WHAT IS REQUIRED — Give the entries again, word for word.

[Start]

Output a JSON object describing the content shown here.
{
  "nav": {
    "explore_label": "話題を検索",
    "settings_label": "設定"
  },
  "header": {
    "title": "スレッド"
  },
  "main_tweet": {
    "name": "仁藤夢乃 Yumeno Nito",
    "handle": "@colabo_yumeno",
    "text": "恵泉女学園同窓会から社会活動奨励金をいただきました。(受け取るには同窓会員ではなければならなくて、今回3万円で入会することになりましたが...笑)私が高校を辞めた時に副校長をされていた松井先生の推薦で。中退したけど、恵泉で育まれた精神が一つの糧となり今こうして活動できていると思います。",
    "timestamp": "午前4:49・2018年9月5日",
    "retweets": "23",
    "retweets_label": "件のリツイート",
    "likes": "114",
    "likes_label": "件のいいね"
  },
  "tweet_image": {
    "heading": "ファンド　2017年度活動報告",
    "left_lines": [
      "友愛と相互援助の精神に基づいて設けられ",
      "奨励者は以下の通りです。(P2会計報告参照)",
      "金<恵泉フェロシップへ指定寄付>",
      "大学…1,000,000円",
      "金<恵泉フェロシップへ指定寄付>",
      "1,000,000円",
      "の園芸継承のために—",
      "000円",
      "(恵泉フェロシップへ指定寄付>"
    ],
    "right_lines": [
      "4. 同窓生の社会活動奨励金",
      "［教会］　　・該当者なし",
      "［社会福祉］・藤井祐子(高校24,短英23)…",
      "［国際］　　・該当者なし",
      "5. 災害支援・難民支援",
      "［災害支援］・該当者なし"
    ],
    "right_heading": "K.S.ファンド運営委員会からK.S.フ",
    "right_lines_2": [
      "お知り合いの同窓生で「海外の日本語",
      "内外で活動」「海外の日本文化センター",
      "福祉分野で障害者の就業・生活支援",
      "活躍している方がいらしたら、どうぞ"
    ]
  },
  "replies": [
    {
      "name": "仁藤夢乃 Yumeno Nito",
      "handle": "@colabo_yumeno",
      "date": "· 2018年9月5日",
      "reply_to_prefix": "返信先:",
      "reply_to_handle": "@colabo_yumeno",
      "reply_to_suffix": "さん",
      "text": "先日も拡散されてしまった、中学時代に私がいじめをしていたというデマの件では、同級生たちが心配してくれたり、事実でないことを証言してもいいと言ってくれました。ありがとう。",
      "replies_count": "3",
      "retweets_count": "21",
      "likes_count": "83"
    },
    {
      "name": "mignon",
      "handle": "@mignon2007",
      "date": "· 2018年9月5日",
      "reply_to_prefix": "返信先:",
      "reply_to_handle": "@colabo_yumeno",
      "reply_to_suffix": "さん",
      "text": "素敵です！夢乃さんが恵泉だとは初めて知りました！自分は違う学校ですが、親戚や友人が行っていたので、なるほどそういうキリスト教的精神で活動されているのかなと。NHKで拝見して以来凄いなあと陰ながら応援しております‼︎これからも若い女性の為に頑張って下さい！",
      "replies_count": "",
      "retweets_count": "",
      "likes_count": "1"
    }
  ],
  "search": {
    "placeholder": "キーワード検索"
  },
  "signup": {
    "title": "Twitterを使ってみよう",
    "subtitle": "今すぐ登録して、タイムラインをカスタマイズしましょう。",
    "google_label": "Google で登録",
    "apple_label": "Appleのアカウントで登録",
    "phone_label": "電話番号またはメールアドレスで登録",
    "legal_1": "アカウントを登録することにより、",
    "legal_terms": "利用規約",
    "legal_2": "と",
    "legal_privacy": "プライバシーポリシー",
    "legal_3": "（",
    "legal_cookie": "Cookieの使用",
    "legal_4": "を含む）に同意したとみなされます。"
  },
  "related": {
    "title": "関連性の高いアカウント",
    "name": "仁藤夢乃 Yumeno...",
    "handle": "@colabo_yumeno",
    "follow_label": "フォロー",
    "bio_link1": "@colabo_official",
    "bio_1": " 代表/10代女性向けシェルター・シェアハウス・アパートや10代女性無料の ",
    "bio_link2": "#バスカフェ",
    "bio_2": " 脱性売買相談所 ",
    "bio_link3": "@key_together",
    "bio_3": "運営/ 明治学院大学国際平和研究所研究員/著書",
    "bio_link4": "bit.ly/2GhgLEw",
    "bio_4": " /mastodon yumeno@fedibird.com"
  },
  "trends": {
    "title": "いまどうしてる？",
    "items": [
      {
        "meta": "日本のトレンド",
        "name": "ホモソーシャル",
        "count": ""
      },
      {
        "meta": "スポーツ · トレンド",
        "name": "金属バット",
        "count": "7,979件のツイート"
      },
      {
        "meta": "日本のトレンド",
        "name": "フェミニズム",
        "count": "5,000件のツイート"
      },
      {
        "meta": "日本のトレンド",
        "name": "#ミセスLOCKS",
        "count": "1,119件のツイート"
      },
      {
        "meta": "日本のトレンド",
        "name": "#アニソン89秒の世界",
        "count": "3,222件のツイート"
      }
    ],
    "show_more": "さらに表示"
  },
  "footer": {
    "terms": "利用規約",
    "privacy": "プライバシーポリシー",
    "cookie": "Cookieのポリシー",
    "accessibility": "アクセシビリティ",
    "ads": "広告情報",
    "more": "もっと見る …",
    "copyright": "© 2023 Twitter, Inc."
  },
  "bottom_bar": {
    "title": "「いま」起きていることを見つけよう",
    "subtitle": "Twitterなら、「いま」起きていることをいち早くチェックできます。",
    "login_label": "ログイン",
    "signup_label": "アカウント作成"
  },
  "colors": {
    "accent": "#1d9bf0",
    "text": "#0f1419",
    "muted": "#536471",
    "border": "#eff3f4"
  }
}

[End]

RESPONSE —
Output a JSON object describing the content shown here.
{
  "nav": {
    "explore_label": "話題を検索",
    "settings_label": "設定"
  },
  "header": {
    "title": "スレッド"
  },
  "main_tweet": {
    "name": "仁藤夢乃 Yumeno Nito",
    "handle": "@colabo_yumeno",
    "text": "恵泉女学園同窓会から社会活動奨励金をいただきました。(受け取るには同窓会員ではなければならなくて、今回3万円で入会することになりましたが...笑)私が高校を辞めた時に副校長をされていた松井先生の推薦で。中退したけど、恵泉で育まれた精神が一つの糧となり今こうして活動できていると思います。",
    "timestamp": "午前4:49・2018年9月5日",
    "retweets": "23",
    "retweets_label": "件のリツイート",
    "likes": "114",
    "likes_label": "件のいいね"
  },
  "tweet_image": {
    "heading": "ファンド　2017年度活動報告",
    "left_lines": [
      "友愛と相互援助の精神に基づいて設けられ",
      "奨励者は以下の通りです。(P2会計報告参照)",
      "金<恵泉フェロシップへ指定寄付>",
      "大学…1,000,000円",
      "金<恵泉フェロシップへ指定寄付>",
      "1,000,000円",
      "の園芸継承のために—",
      "000円",
      "(恵泉フェロシップへ指定寄付>"
    ],
    "right_lines": [
      "4. 同窓生の社会活動奨励金",
      "［教会］　　・該当者なし",
      "［社会福祉］・藤井祐子(高校24,短英23)…",
      "［国際］　　・該当者なし",
      "5. 災害支援・難民支援",
      "［災害支援］・該当者なし"
    ],
    "right_heading": "K.S.ファンド運営委員会からK.S.フ",
    "right_lines_2": [
      "お知り合いの同窓生で「海外の日本語",
      "内外で活動」「海外の日本文化センター",
      "福祉分野で障害者の就業・生活支援",
      "活躍している方がいらしたら、どうぞ"
    ]
  },
  "replies": [
    {
      "name": "仁藤夢乃 Yumeno Nito",
      "handle": "@colabo_yumeno",
      "date": "· 2018年9月5日",
      "reply_to_prefix": "返信先:",
      "reply_to_handle": "@colabo_yumeno",
      "reply_to_suffix": "さん",
      "text": "先日も拡散されてしまった、中学時代に私がいじめをしていたというデマの件では、同級生たちが心配してくれたり、事実でないことを証言してもいいと言ってくれました。ありがとう。",
      "replies_count": "3",
      "retweets_count": "21",
      "likes_count": "83"
    },
    {
      "name": "mignon",
      "handle": "@mignon2007",
      "date": "· 2018年9月5日",
      "reply_to_prefix": "返信先:",
      "reply_to_handle": "@colabo_yumeno",
      "reply_to_suffix": "さん",
      "text": "素敵です！夢乃さんが恵泉だとは初めて知りました！自分は違う学校ですが、親戚や友人が行っていたので、なるほどそういうキリスト教的精神で活動されているのかなと。NHKで拝見して以来凄いなあと陰ながら応援しております‼︎これからも若い女性の為に頑張って下さい！",
      "replies_count": "",
      "retweets_count": "",
      "likes_count": "1"
    }
  ],
  "search": {
    "placeholder": "キーワード検索"
  },
  "signup": {
    "title": "Twitterを使ってみよう",
    "subtitle": "今すぐ登録して、タイムラインをカスタマイズしましょう。",
    "google_label": "Google で登録",
    "apple_label": "Appleのアカウントで登録",
    "phone_label": "電話番号またはメールアドレスで登録",
    "legal_1": "アカウントを登録することにより、",
    "legal_terms": "利用規約",
    "legal_2": "と",
    "legal_privacy": "プライバシーポリシー",
    "legal_3": "（",
    "legal_cookie": "Cookieの使用",
    "legal_4": "を含む）に同意したとみなされます。"
  },
  "related": {
    "title": "関連性の高いアカウント",
    "name": "仁藤夢乃 Yumeno...",
    "handle": "@colabo_yumeno",
    "follow_label": "フォロー",
    "bio_link1": "@colabo_official",
    "bio_1": " 代表/10代女性向けシェルター・シェアハウス・アパートや10代女性無料の ",
    "bio_link2": "#バスカフェ",
    "bio_2": " 脱性売買相談所 ",
    "bio_link3": "@key_together",
    "bio_3": "運営/ 明治学院大学国際平和研究所研究員/著書",
    "bio_link4": "bit.ly/2GhgLEw",
    "bio_4": " /mastodon yumeno@fedibird.com"
  },
  "trends": {
    "title": "いまどうしてる？",
    "items": [
      {
        "meta": "日本のトレンド",
        "name": "ホモソーシャル",
        "count": ""
      },
      {
        "meta": "スポーツ · トレンド",
        "name": "金属バット",
        "count": "7,979件のツイート"
      },
      {
        "meta": "日本のトレンド",
        "name": "フェミニズム",
        "count": "5,000件のツイート"
      },
      {
        "meta": "日本のトレンド",
        "name": "#ミセスLOCKS",
        "count": "1,119件のツイート"
      },
      {
        "meta": "日本のトレンド",
        "name": "#アニソン89秒の世界",
        "count": "3,222件のツイート"
      }
    ],
    "show_more": "さらに表示"
  },
  "footer": {
    "terms": "利用規約",
    "privacy": "プライバシーポリシー",
    "cookie": "Cookieのポリシー",
    "accessibility": "アクセシビリティ",
    "ads": "広告情報",
    "more": "もっと見る …",
    "copyright": "© 2023 Twitter, Inc."
  },
  "bottom_bar": {
    "title": "「いま」起きていることを見つけよう",
    "subtitle": "Twitterなら、「いま」起きていることをいち早くチェックできます。",
    "login_label": "ログイン",
    "signup_label": "アカウント作成"
  },
  "colors": {
    "accent": "#1d9bf0",
    "text": "#0f1419",
    "muted": "#536471",
    "border": "#eff3f4"
  }
}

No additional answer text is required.